EXERCISE DIRECTIONS: Give back every line exactly as it appears, pictures excluded.

DATA:
==========

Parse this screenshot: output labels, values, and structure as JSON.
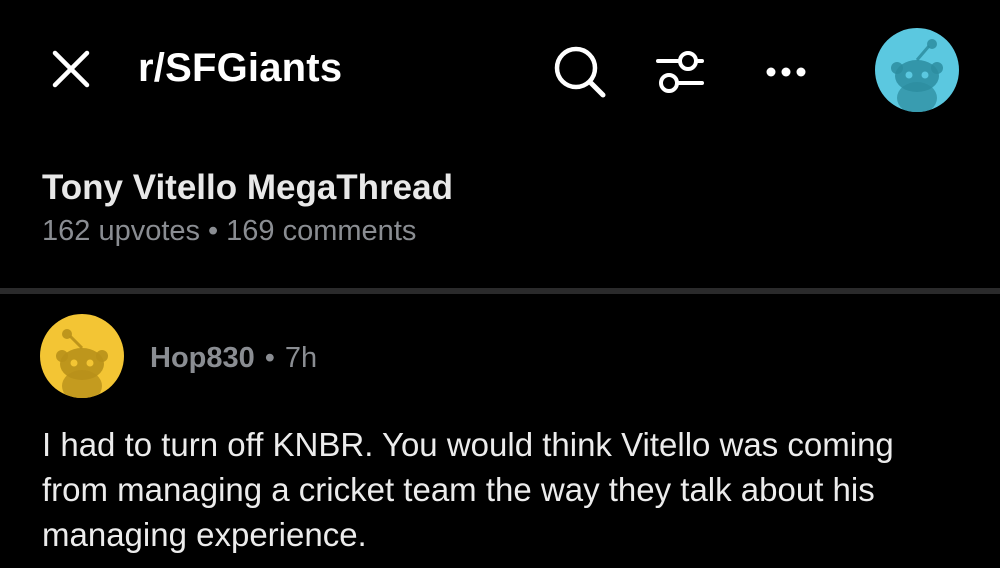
{
  "header": {
    "subreddit": "r/SFGiants",
    "icons": [
      "close-icon",
      "search-icon",
      "filter-icon",
      "more-icon",
      "avatar"
    ]
  },
  "post": {
    "title": "Tony Vitello MegaThread",
    "upvotes": "162 upvotes",
    "separator": "•",
    "comments": "169 comments"
  },
  "comment": {
    "username": "Hop830",
    "separator": "•",
    "time": "7h",
    "body": "I had to turn off KNBR. You would think Vitello was coming from managing a cricket team the way they talk about his managing experience."
  },
  "colors": {
    "background": "#000000",
    "avatar_top": "#5bc8e0",
    "avatar_comment": "#f3c534",
    "meta_text": "#8a8d92"
  }
}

==========

RESULT BELOW:
Parse this screenshot: output labels, values, and structure as JSON.
{
  "header": {
    "subreddit": "r/SFGiants",
    "icons": [
      "close-icon",
      "search-icon",
      "filter-icon",
      "more-icon",
      "avatar"
    ]
  },
  "post": {
    "title": "Tony Vitello MegaThread",
    "upvotes": "162 upvotes",
    "separator": "•",
    "comments": "169 comments"
  },
  "comment": {
    "username": "Hop830",
    "separator": "•",
    "time": "7h",
    "body": "I had to turn off KNBR. You would think Vitello was coming from managing a cricket team the way they talk about his managing experience."
  },
  "colors": {
    "background": "#000000",
    "avatar_top": "#5bc8e0",
    "avatar_comment": "#f3c534",
    "meta_text": "#8a8d92"
  }
}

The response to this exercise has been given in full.